[Rows from a dataset]
↓↓↓
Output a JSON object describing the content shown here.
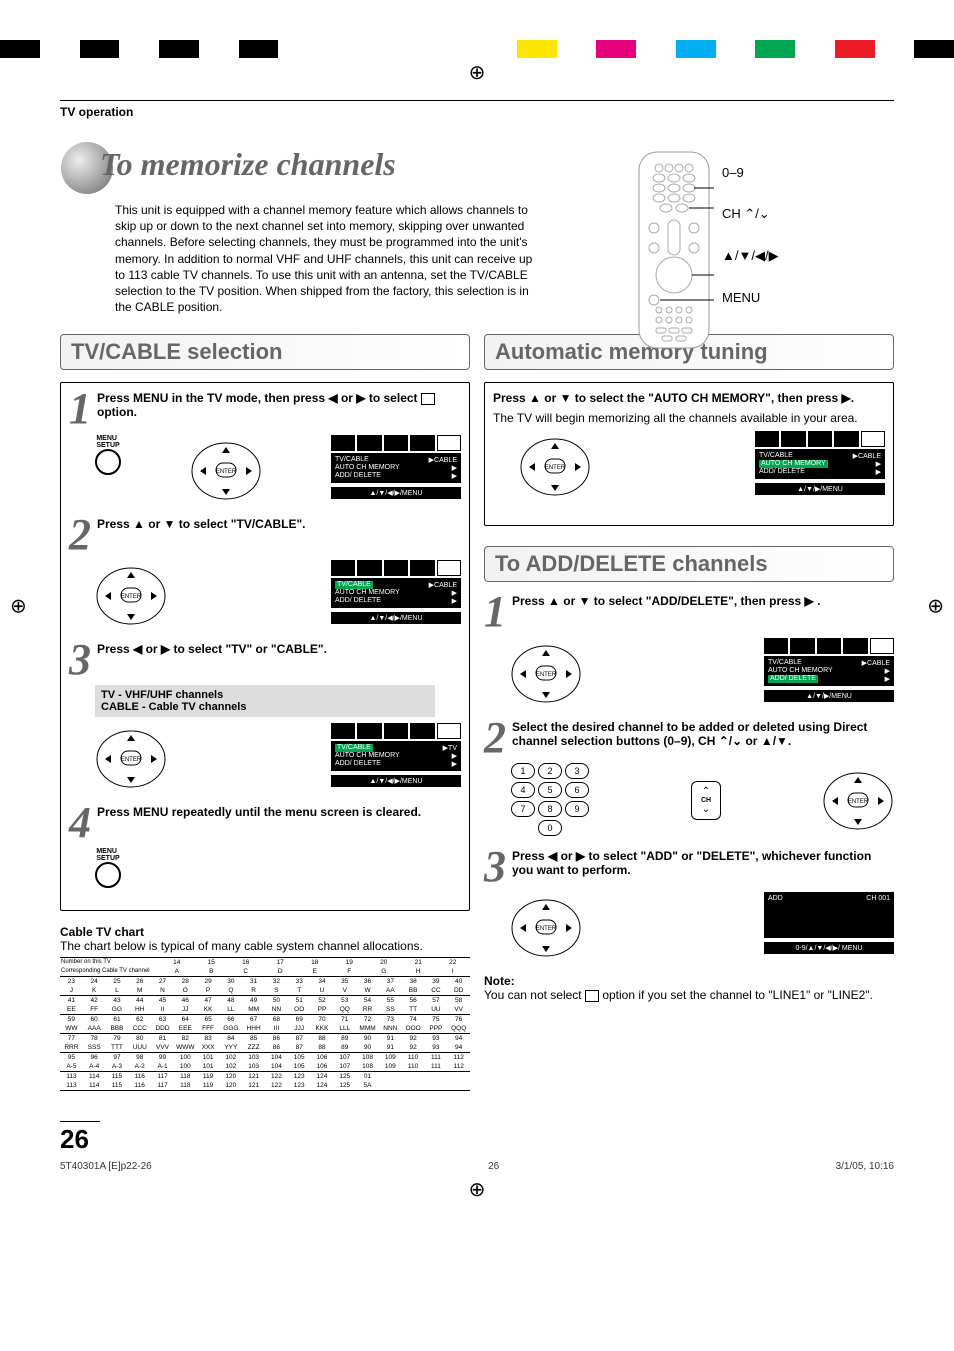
{
  "header": {
    "breadcrumb": "TV operation",
    "title": "To memorize channels",
    "description": "This unit is equipped with a channel memory feature which allows channels to skip up or down to the next channel set into memory, skipping over unwanted channels. Before selecting channels, they must be programmed into the unit's memory. In addition to normal VHF and UHF channels, this unit can receive up to 113 cable TV channels. To use this unit with an antenna, set the TV/CABLE selection to the TV position. When shipped from the factory, this selection is in the CABLE position."
  },
  "remote_labels": {
    "l1": "0–9",
    "l2": "CH ⌃/⌄",
    "l3": "▲/▼/◀/▶",
    "l4": "MENU"
  },
  "tvcable": {
    "title": "TV/CABLE selection",
    "steps": [
      {
        "num": "1",
        "text_a": "Press MENU in the TV mode, then press ◀ or ▶ to select ",
        "text_b": " option."
      },
      {
        "num": "2",
        "text": "Press ▲ or ▼ to select \"TV/CABLE\"."
      },
      {
        "num": "3",
        "text": "Press ◀ or ▶ to select \"TV\" or \"CABLE\"."
      },
      {
        "num": "4",
        "text": "Press MENU repeatedly until the menu screen is cleared."
      }
    ],
    "box": {
      "line1": "TV - VHF/UHF channels",
      "line2": "CABLE - Cable TV channels"
    },
    "osd": {
      "line1": "TV/CABLE",
      "line1v": "▶CABLE",
      "line2": "AUTO CH MEMORY",
      "line2v": "▶",
      "line3": "ADD/ DELETE",
      "line3v": "▶",
      "foot": "▲/▼/◀/▶/MENU",
      "line1tv": "▶TV"
    }
  },
  "auto_memory": {
    "title": "Automatic memory tuning",
    "step1": "Press ▲ or ▼ to select the \"AUTO CH MEMORY\", then press ▶.",
    "desc": "The TV will begin memorizing all the channels available in your area.",
    "osd_foot": "▲/▼/▶/MENU"
  },
  "add_delete": {
    "title": "To ADD/DELETE channels",
    "step1": "Press ▲ or ▼ to select \"ADD/DELETE\", then press ▶ .",
    "step2": "Select the desired channel to be added or deleted using Direct channel selection buttons (0–9), CH ⌃/⌄ or ▲/▼.",
    "step3": "Press ◀ or ▶ to select \"ADD\" or \"DELETE\", whichever function you want to perform.",
    "osd2": {
      "l": "ADD",
      "r": "CH 001",
      "foot": "0-9/▲/▼/◀/▶/ MENU"
    },
    "ch_label": "CH"
  },
  "chart": {
    "title": "Cable TV chart",
    "desc": "The chart below is typical of many cable system channel allocations.",
    "label1": "Number on this TV",
    "label2": "Corresponding Cable TV channel",
    "rows": [
      {
        "a": [
          "",
          "",
          "",
          "",
          "",
          "",
          "",
          "",
          "",
          "14",
          "15",
          "16",
          "17",
          "18",
          "19",
          "20",
          "21",
          "22"
        ],
        "b": [
          "",
          "",
          "",
          "",
          "",
          "",
          "",
          "",
          "",
          "A",
          "B",
          "C",
          "D",
          "E",
          "F",
          "G",
          "H",
          "I"
        ]
      },
      {
        "a": [
          "23",
          "24",
          "25",
          "26",
          "27",
          "28",
          "29",
          "30",
          "31",
          "32",
          "33",
          "34",
          "35",
          "36",
          "37",
          "38",
          "39",
          "40"
        ],
        "b": [
          "J",
          "K",
          "L",
          "M",
          "N",
          "O",
          "P",
          "Q",
          "R",
          "S",
          "T",
          "U",
          "V",
          "W",
          "AA",
          "BB",
          "CC",
          "DD"
        ]
      },
      {
        "a": [
          "41",
          "42",
          "43",
          "44",
          "45",
          "46",
          "47",
          "48",
          "49",
          "50",
          "51",
          "52",
          "53",
          "54",
          "55",
          "56",
          "57",
          "58"
        ],
        "b": [
          "EE",
          "FF",
          "GG",
          "HH",
          "II",
          "JJ",
          "KK",
          "LL",
          "MM",
          "NN",
          "OO",
          "PP",
          "QQ",
          "RR",
          "SS",
          "TT",
          "UU",
          "VV"
        ]
      },
      {
        "a": [
          "59",
          "60",
          "61",
          "62",
          "63",
          "64",
          "65",
          "66",
          "67",
          "68",
          "69",
          "70",
          "71",
          "72",
          "73",
          "74",
          "75",
          "76"
        ],
        "b": [
          "WW",
          "AAA",
          "BBB",
          "CCC",
          "DDD",
          "EEE",
          "FFF",
          "GGG",
          "HHH",
          "III",
          "JJJ",
          "KKK",
          "LLL",
          "MMM",
          "NNN",
          "OOO",
          "PPP",
          "QQQ"
        ]
      },
      {
        "a": [
          "77",
          "78",
          "79",
          "80",
          "81",
          "82",
          "83",
          "84",
          "85",
          "86",
          "87",
          "88",
          "89",
          "90",
          "91",
          "92",
          "93",
          "94"
        ],
        "b": [
          "RRR",
          "SSS",
          "TTT",
          "UUU",
          "VVV",
          "WWW",
          "XXX",
          "YYY",
          "ZZZ",
          "86",
          "87",
          "88",
          "89",
          "90",
          "91",
          "92",
          "93",
          "94"
        ]
      },
      {
        "a": [
          "95",
          "96",
          "97",
          "98",
          "99",
          "100",
          "101",
          "102",
          "103",
          "104",
          "105",
          "106",
          "107",
          "108",
          "109",
          "110",
          "111",
          "112"
        ],
        "b": [
          "A-5",
          "A-4",
          "A-3",
          "A-2",
          "A-1",
          "100",
          "101",
          "102",
          "103",
          "104",
          "105",
          "106",
          "107",
          "108",
          "109",
          "110",
          "111",
          "112"
        ]
      },
      {
        "a": [
          "113",
          "114",
          "115",
          "116",
          "117",
          "118",
          "119",
          "120",
          "121",
          "122",
          "123",
          "124",
          "125",
          "01",
          "",
          "",
          "",
          ""
        ],
        "b": [
          "113",
          "114",
          "115",
          "116",
          "117",
          "118",
          "119",
          "120",
          "121",
          "122",
          "123",
          "124",
          "125",
          "5A",
          "",
          "",
          "",
          ""
        ]
      }
    ]
  },
  "note": {
    "title": "Note:",
    "body_a": "You can not select ",
    "body_b": " option if you set the channel to \"LINE1\" or \"LINE2\"."
  },
  "page_num": "26",
  "footer": {
    "left": "5T40301A [E]p22-26",
    "center": "26",
    "right": "3/1/05, 10:16"
  },
  "menu_setup_label": "MENU\nSETUP"
}
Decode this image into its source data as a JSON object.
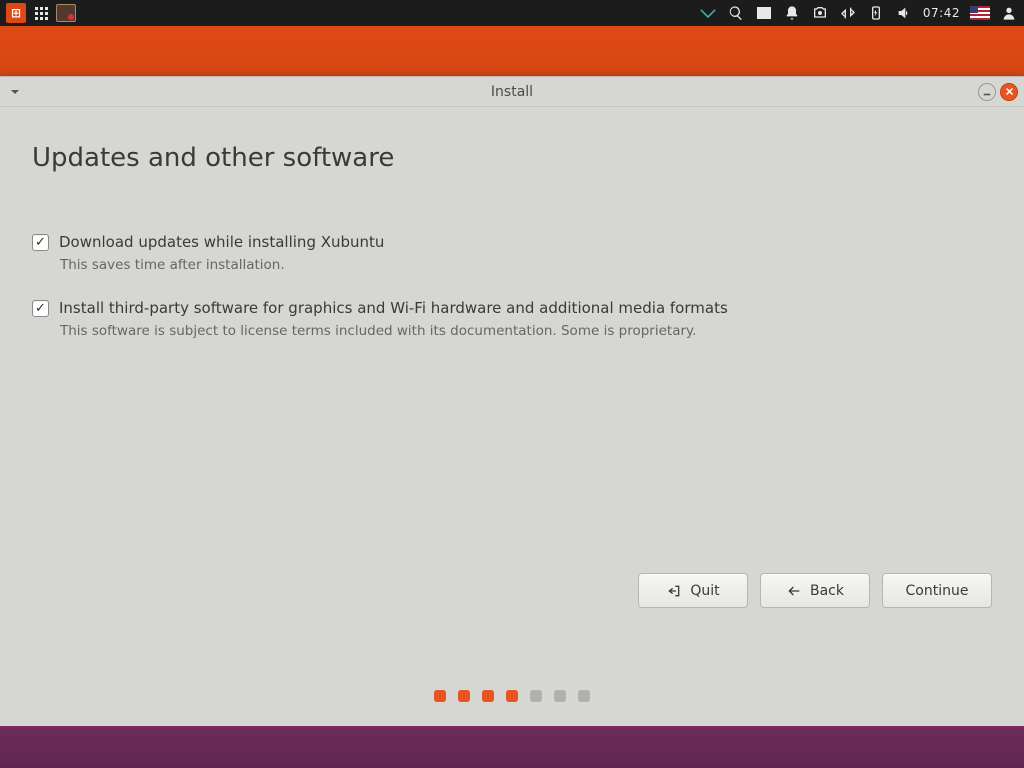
{
  "panel": {
    "time": "07:42"
  },
  "window": {
    "title": "Install"
  },
  "page": {
    "heading": "Updates and other software"
  },
  "options": {
    "download_updates": {
      "label": "Download updates while installing Xubuntu",
      "desc": "This saves time after installation.",
      "checked": true
    },
    "third_party": {
      "label": "Install third-party software for graphics and Wi-Fi hardware and additional media formats",
      "desc": "This software is subject to license terms included with its documentation. Some is proprietary.",
      "checked": true
    }
  },
  "buttons": {
    "quit": "Quit",
    "back": "Back",
    "continue": "Continue"
  },
  "progress": {
    "total": 7,
    "current": 4
  }
}
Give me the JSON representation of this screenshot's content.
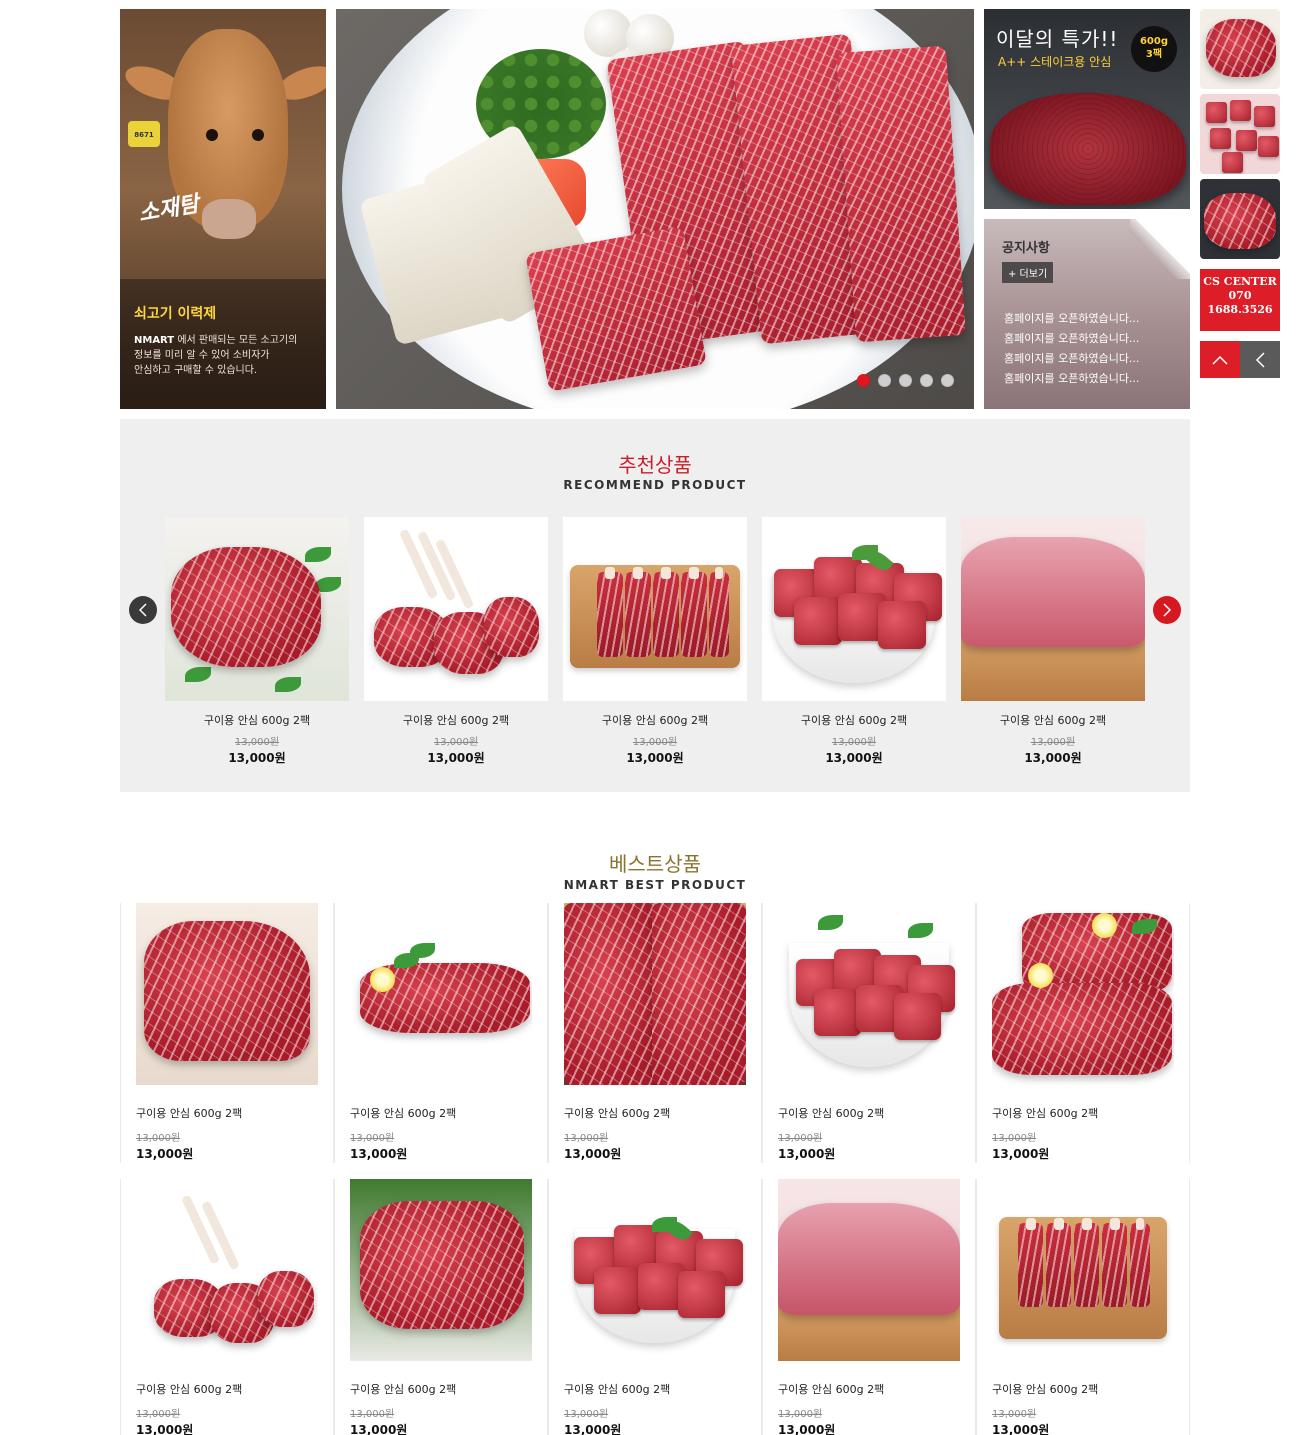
{
  "cow_panel": {
    "brush_text": "소재탐",
    "tag_text": "8671",
    "title": "쇠고기 이력제",
    "brand": "NMART",
    "desc_line1": "에서 판매되는 모든 소고기의",
    "desc_line2": "정보를 미리 알 수 있어 소비자가",
    "desc_line3": "안심하고 구매할 수 있습니다."
  },
  "hero": {
    "slides": 5,
    "active_slide": 1,
    "dot_labels": [
      "1",
      "2",
      "3",
      "4",
      "5"
    ]
  },
  "promo": {
    "title": "이달의 특가!!",
    "subtitle": "A++ 스테이크용 안심",
    "badge_line1": "600g",
    "badge_line2": "3팩"
  },
  "notice": {
    "title": "공지사항",
    "more_label": "+ 더보기",
    "items": [
      "홈페이지를 오픈하였습니다...",
      "홈페이지를 오픈하였습니다...",
      "홈페이지를 오픈하였습니다...",
      "홈페이지를 오픈하였습니다..."
    ]
  },
  "side": {
    "cs_title": "CS CENTER",
    "cs_line1": "070",
    "cs_line2": "1688.3526",
    "up_icon": "chevron-up-icon",
    "back_icon": "chevron-left-icon",
    "up_color": "#dd1d27",
    "back_color": "#5a5a5a"
  },
  "recommend": {
    "title_kr": "추천상품",
    "title_en": "RECOMMEND PRODUCT",
    "title_color": "#c8202a",
    "prev_icon": "chevron-left-icon",
    "next_icon": "chevron-right-icon",
    "items": [
      {
        "name": "구이용 안심 600g 2팩",
        "old_price": "13,000원",
        "price": "13,000원"
      },
      {
        "name": "구이용 안심 600g 2팩",
        "old_price": "13,000원",
        "price": "13,000원"
      },
      {
        "name": "구이용 안심 600g 2팩",
        "old_price": "13,000원",
        "price": "13,000원"
      },
      {
        "name": "구이용 안심 600g 2팩",
        "old_price": "13,000원",
        "price": "13,000원"
      },
      {
        "name": "구이용 안심 600g 2팩",
        "old_price": "13,000원",
        "price": "13,000원"
      }
    ]
  },
  "best": {
    "title_kr": "베스트상품",
    "title_en": "NMART BEST PRODUCT",
    "title_color": "#8a7330",
    "items": [
      {
        "name": "구이용 안심 600g 2팩",
        "old_price": "13,000원",
        "price": "13,000원"
      },
      {
        "name": "구이용 안심 600g 2팩",
        "old_price": "13,000원",
        "price": "13,000원"
      },
      {
        "name": "구이용 안심 600g 2팩",
        "old_price": "13,000원",
        "price": "13,000원"
      },
      {
        "name": "구이용 안심 600g 2팩",
        "old_price": "13,000원",
        "price": "13,000원"
      },
      {
        "name": "구이용 안심 600g 2팩",
        "old_price": "13,000원",
        "price": "13,000원"
      },
      {
        "name": "구이용 안심 600g 2팩",
        "old_price": "13,000원",
        "price": "13,000원"
      },
      {
        "name": "구이용 안심 600g 2팩",
        "old_price": "13,000원",
        "price": "13,000원"
      },
      {
        "name": "구이용 안심 600g 2팩",
        "old_price": "13,000원",
        "price": "13,000원"
      },
      {
        "name": "구이용 안심 600g 2팩",
        "old_price": "13,000원",
        "price": "13,000원"
      },
      {
        "name": "구이용 안심 600g 2팩",
        "old_price": "13,000원",
        "price": "13,000원"
      }
    ]
  }
}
↑↑↑
Exercise: Identify the lines in the entries above that contain "MENU", then copy them out.

Response to the exercise:
    "l4": "MENU"
        "text_a": "Press MENU in the TV mode, then press ◀ or ▶ to select ",
        "text": "Press MENU repeatedly until the menu screen is cleared."
      "foot": "▲/▼/◀/▶/MENU",
    "osd_foot": "▲/▼/▶/MENU"
      "foot": "0-9/▲/▼/◀/▶/ MENU"
  "menu_setup_label": "MENU\nSETUP"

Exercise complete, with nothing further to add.